- _Records supplied_:
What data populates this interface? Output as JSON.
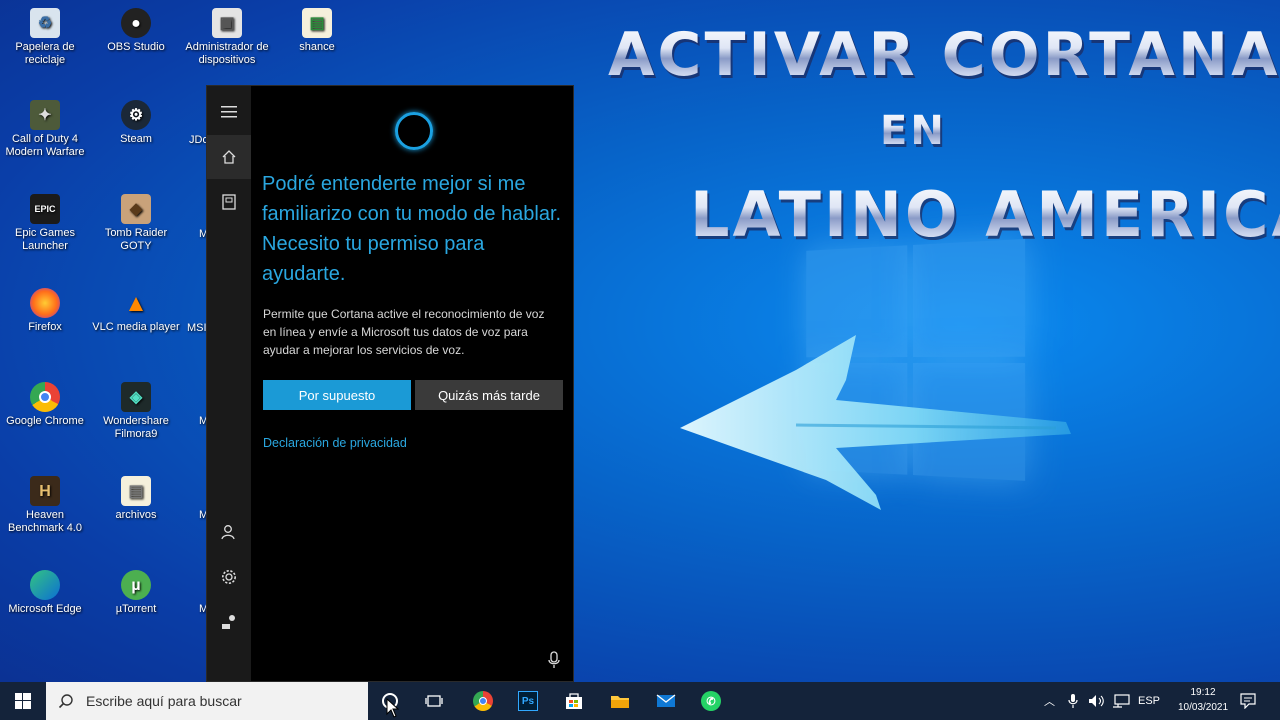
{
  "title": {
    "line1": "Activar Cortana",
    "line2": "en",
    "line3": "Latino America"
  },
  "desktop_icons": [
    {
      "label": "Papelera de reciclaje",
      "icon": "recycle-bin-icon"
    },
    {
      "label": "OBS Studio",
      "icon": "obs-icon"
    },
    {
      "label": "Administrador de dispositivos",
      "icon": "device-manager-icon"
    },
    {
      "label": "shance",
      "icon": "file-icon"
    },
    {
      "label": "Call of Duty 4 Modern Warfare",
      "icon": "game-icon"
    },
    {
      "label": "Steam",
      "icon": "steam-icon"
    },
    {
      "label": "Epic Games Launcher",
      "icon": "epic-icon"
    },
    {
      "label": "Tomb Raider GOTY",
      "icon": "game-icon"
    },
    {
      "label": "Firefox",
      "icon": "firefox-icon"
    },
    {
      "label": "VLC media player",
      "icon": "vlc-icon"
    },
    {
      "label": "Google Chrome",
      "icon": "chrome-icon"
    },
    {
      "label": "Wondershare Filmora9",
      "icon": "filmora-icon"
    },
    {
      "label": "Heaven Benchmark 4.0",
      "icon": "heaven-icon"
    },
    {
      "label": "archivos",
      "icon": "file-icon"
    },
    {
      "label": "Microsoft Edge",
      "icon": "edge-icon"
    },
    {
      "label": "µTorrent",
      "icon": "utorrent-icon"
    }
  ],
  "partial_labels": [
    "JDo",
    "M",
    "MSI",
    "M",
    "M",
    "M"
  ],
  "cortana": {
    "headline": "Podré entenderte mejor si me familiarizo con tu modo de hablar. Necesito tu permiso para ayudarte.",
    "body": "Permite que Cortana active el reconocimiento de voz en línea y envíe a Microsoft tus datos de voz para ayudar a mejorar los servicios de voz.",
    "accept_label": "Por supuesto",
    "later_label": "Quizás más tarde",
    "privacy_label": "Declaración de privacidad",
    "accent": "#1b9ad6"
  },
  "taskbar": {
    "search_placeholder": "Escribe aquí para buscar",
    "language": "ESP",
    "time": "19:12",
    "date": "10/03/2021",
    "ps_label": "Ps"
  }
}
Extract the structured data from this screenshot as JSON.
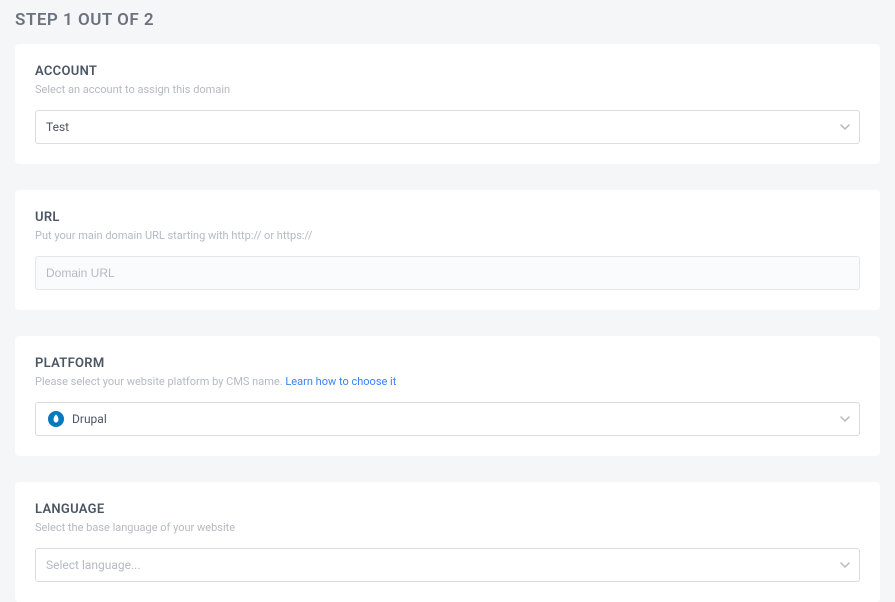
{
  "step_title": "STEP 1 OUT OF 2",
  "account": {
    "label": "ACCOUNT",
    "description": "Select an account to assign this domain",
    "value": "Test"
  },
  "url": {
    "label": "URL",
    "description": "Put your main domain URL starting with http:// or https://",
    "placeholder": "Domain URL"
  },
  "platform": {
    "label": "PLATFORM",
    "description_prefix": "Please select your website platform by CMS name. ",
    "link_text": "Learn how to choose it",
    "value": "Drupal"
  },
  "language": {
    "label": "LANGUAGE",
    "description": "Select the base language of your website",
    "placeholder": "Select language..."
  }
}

- _Requirement_:
Omit pictures; set down the rest of the material word for word.

- _Result for this task_:
What data populates this interface? Output as JSON.
{
  "title": {
    "line1": "Activar Cortana",
    "line2": "en",
    "line3": "Latino America"
  },
  "desktop_icons": [
    {
      "label": "Papelera de reciclaje",
      "icon": "recycle-bin-icon"
    },
    {
      "label": "OBS Studio",
      "icon": "obs-icon"
    },
    {
      "label": "Administrador de dispositivos",
      "icon": "device-manager-icon"
    },
    {
      "label": "shance",
      "icon": "file-icon"
    },
    {
      "label": "Call of Duty 4 Modern Warfare",
      "icon": "game-icon"
    },
    {
      "label": "Steam",
      "icon": "steam-icon"
    },
    {
      "label": "Epic Games Launcher",
      "icon": "epic-icon"
    },
    {
      "label": "Tomb Raider GOTY",
      "icon": "game-icon"
    },
    {
      "label": "Firefox",
      "icon": "firefox-icon"
    },
    {
      "label": "VLC media player",
      "icon": "vlc-icon"
    },
    {
      "label": "Google Chrome",
      "icon": "chrome-icon"
    },
    {
      "label": "Wondershare Filmora9",
      "icon": "filmora-icon"
    },
    {
      "label": "Heaven Benchmark 4.0",
      "icon": "heaven-icon"
    },
    {
      "label": "archivos",
      "icon": "file-icon"
    },
    {
      "label": "Microsoft Edge",
      "icon": "edge-icon"
    },
    {
      "label": "µTorrent",
      "icon": "utorrent-icon"
    }
  ],
  "partial_labels": [
    "JDo",
    "M",
    "MSI",
    "M",
    "M",
    "M"
  ],
  "cortana": {
    "headline": "Podré entenderte mejor si me familiarizo con tu modo de hablar. Necesito tu permiso para ayudarte.",
    "body": "Permite que Cortana active el reconocimiento de voz en línea y envíe a Microsoft tus datos de voz para ayudar a mejorar los servicios de voz.",
    "accept_label": "Por supuesto",
    "later_label": "Quizás más tarde",
    "privacy_label": "Declaración de privacidad",
    "accent": "#1b9ad6"
  },
  "taskbar": {
    "search_placeholder": "Escribe aquí para buscar",
    "language": "ESP",
    "time": "19:12",
    "date": "10/03/2021",
    "ps_label": "Ps"
  }
}
Extract the structured data from this screenshot as JSON.
{
  "step_title": "STEP 1 OUT OF 2",
  "account": {
    "label": "ACCOUNT",
    "description": "Select an account to assign this domain",
    "value": "Test"
  },
  "url": {
    "label": "URL",
    "description": "Put your main domain URL starting with http:// or https://",
    "placeholder": "Domain URL"
  },
  "platform": {
    "label": "PLATFORM",
    "description_prefix": "Please select your website platform by CMS name. ",
    "link_text": "Learn how to choose it",
    "value": "Drupal"
  },
  "language": {
    "label": "LANGUAGE",
    "description": "Select the base language of your website",
    "placeholder": "Select language..."
  }
}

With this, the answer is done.